[Material to process]

※

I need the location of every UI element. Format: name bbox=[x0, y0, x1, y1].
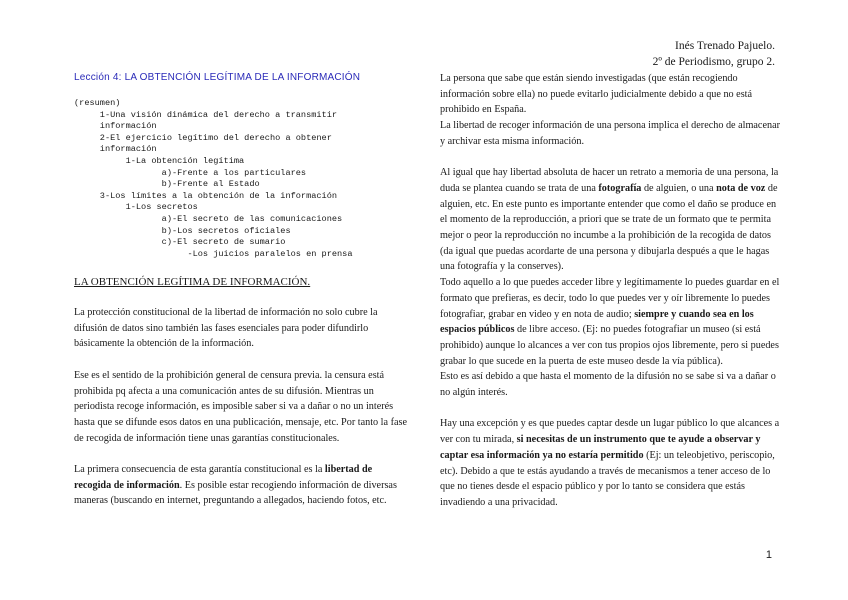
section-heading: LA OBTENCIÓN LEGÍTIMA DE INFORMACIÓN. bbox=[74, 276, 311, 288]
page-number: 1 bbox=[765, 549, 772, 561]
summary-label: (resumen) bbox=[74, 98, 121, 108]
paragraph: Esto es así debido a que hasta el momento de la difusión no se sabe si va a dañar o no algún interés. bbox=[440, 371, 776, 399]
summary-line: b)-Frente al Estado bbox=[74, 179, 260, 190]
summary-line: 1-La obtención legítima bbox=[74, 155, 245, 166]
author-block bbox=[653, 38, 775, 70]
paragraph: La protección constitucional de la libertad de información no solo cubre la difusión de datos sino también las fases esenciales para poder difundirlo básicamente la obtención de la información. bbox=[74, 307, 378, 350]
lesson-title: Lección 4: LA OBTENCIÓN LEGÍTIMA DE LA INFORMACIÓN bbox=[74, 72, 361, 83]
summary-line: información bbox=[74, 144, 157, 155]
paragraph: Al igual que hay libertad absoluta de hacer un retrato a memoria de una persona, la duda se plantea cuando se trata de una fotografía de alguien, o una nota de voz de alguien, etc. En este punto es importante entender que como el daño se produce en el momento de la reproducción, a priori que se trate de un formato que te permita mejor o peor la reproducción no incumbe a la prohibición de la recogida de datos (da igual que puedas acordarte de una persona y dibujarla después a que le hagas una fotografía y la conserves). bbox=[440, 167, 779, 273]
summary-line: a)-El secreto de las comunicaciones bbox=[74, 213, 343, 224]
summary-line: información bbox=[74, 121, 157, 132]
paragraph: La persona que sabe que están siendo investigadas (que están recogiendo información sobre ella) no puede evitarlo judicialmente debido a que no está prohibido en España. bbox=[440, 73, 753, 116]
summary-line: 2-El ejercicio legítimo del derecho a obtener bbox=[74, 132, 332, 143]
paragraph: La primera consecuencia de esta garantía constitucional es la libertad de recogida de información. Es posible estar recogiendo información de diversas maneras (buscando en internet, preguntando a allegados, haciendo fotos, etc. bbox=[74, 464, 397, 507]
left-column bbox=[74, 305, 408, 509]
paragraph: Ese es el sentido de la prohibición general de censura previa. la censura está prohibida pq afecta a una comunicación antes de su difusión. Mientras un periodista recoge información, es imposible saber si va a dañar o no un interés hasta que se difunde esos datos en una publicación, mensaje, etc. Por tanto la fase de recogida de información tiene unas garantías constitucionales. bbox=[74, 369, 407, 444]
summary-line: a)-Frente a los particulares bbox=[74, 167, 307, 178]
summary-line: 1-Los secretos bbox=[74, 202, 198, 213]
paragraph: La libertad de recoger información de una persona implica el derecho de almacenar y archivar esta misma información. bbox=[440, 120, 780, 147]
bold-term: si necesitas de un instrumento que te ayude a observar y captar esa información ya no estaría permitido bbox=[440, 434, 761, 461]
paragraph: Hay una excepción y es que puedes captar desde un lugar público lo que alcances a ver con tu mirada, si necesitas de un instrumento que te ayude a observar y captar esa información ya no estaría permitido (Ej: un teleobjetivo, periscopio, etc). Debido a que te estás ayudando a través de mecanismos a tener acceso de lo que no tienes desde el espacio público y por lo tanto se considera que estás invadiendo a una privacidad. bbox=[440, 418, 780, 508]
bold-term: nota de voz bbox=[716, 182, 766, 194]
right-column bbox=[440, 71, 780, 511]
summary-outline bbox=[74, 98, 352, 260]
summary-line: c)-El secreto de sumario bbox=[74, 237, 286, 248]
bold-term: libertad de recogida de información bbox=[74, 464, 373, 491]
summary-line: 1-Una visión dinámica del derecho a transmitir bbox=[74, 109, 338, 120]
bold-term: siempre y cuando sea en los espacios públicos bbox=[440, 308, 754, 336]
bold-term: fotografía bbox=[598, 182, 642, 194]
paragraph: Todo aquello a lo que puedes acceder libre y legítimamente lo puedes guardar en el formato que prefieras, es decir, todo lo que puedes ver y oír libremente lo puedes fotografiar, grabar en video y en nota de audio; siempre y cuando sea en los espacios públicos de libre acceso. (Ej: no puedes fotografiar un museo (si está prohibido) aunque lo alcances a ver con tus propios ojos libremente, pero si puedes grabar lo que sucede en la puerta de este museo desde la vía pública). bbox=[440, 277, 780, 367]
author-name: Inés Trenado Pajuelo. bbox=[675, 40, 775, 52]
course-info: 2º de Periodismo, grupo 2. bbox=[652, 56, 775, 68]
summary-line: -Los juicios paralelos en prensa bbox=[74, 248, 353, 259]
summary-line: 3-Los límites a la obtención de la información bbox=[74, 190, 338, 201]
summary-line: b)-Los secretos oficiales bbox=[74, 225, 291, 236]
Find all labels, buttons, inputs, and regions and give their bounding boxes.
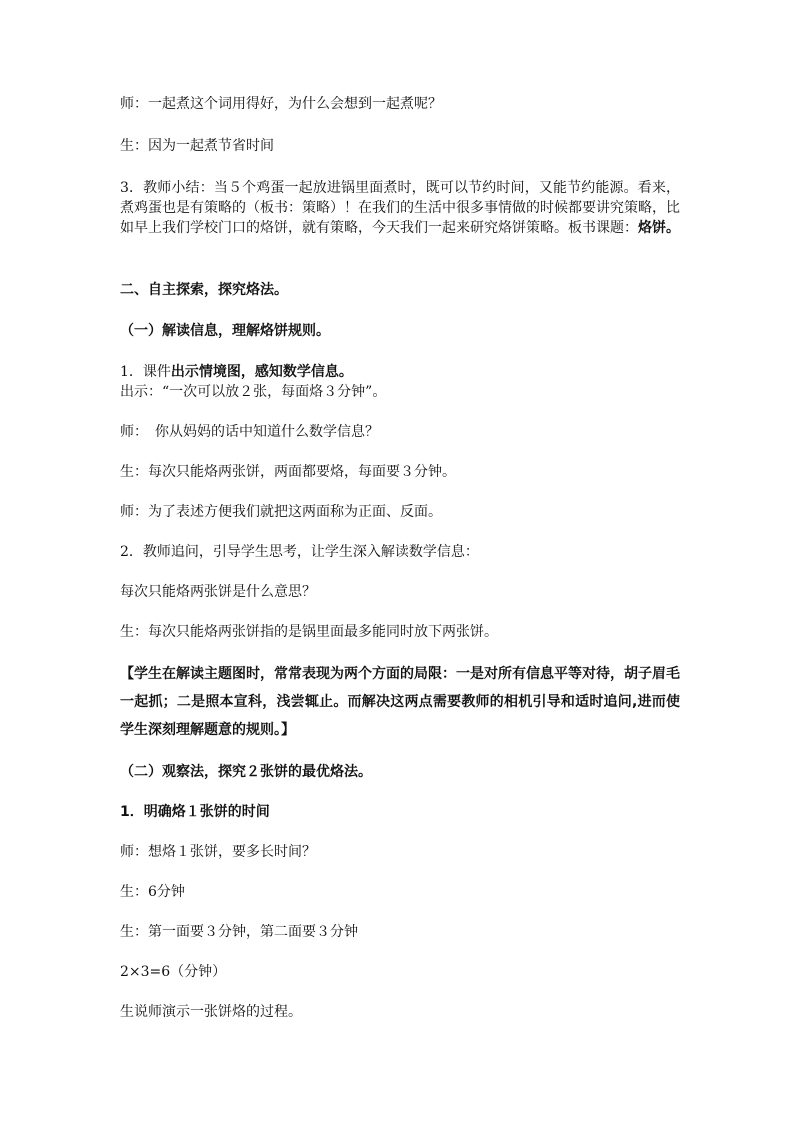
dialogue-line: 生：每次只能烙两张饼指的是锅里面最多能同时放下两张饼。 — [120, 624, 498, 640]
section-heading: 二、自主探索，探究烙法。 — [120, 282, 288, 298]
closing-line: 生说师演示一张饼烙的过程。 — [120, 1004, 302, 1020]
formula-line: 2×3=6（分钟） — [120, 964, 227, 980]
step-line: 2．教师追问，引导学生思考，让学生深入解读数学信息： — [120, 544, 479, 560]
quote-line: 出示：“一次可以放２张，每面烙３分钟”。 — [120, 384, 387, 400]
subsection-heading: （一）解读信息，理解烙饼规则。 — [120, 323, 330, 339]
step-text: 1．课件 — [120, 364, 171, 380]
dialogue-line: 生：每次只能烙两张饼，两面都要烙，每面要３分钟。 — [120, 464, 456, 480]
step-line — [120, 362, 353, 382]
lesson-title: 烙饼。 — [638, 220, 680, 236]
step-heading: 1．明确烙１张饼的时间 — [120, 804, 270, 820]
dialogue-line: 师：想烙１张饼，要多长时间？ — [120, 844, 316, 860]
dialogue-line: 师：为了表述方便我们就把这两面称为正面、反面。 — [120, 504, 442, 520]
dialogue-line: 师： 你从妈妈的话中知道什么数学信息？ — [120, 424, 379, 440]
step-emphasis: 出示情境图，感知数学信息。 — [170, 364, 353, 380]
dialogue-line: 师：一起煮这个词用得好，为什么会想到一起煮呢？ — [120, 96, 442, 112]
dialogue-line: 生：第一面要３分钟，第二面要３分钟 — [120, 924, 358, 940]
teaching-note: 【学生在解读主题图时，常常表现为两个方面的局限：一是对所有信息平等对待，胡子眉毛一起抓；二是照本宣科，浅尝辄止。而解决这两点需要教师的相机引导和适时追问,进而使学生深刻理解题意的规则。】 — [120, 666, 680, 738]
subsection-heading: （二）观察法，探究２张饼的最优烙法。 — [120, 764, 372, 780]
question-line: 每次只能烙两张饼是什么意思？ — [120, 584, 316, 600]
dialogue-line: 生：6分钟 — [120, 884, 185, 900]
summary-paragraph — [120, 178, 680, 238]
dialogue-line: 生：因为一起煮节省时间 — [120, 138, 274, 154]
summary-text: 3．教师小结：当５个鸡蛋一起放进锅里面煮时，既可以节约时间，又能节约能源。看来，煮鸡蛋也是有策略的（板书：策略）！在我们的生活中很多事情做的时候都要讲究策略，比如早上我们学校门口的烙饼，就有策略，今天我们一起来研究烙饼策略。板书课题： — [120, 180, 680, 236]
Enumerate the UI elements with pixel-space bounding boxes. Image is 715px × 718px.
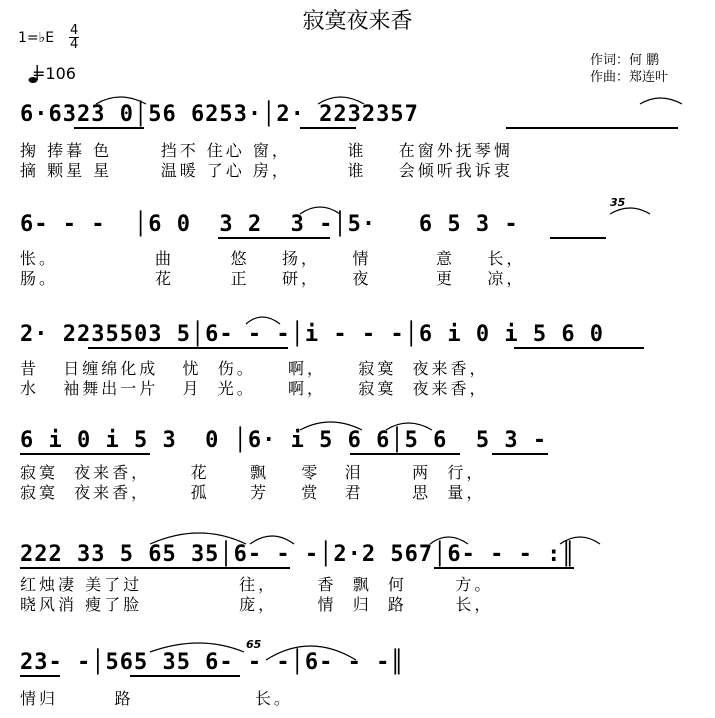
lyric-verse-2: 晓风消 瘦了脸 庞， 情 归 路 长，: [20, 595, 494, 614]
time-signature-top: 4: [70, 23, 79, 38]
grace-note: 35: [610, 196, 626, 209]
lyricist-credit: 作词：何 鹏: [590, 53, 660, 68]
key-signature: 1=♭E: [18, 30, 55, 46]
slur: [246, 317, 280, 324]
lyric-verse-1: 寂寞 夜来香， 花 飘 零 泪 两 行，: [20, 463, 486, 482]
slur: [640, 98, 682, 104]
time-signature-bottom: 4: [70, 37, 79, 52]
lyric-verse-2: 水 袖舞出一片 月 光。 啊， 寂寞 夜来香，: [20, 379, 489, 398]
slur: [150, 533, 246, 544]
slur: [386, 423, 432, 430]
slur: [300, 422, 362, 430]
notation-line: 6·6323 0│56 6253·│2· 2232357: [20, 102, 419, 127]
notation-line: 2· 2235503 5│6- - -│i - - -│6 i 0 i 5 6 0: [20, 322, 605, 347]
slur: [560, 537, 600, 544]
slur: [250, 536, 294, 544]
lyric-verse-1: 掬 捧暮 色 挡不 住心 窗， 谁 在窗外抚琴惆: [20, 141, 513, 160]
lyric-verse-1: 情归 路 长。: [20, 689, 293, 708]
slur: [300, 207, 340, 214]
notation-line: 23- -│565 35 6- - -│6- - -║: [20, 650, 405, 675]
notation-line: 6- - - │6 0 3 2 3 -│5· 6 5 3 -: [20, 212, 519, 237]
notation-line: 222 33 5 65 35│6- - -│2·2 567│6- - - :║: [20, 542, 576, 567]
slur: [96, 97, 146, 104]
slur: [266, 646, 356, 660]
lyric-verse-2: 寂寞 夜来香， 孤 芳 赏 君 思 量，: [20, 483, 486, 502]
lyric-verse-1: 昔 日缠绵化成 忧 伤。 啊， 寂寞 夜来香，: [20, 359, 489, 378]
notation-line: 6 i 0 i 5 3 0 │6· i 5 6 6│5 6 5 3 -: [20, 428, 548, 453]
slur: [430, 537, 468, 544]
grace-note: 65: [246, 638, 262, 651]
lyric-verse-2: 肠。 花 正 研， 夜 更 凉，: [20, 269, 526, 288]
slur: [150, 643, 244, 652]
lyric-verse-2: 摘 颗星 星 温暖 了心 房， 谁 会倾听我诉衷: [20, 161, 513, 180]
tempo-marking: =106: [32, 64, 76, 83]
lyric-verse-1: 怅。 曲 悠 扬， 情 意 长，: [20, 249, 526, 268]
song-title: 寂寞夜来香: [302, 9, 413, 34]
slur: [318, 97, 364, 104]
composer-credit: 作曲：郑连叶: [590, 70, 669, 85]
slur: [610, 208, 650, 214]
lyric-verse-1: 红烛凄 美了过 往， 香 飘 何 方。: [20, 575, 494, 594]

※

[Given task] Please copy the lines above without any change, starting at the line that contains "section-heading: LA OBTENCIÓN" and ending at the line that contains "summary-line: información bbox=[74, 144, 157, 155]".

[Written solution]
section-heading: LA OBTENCIÓN LEGÍTIMA DE INFORMACIÓN. bbox=[74, 276, 311, 288]
page-number: 1 bbox=[765, 549, 772, 561]
summary-label: (resumen) bbox=[74, 98, 121, 108]
paragraph: Esto es así debido a que hasta el momento de la difusión no se sabe si va a dañar o no algún interés. bbox=[440, 371, 776, 399]
summary-line: b)-Frente al Estado bbox=[74, 179, 260, 190]
summary-line: 1-La obtención legítima bbox=[74, 155, 245, 166]
author-block bbox=[653, 38, 775, 70]
paragraph: La protección constitucional de la libertad de información no solo cubre la difusión de datos sino también las fases esenciales para poder difundirlo básicamente la obtención de la información. bbox=[74, 307, 378, 350]
lesson-title: Lección 4: LA OBTENCIÓN LEGÍTIMA DE LA INFORMACIÓN bbox=[74, 72, 361, 83]
summary-line: información bbox=[74, 144, 157, 155]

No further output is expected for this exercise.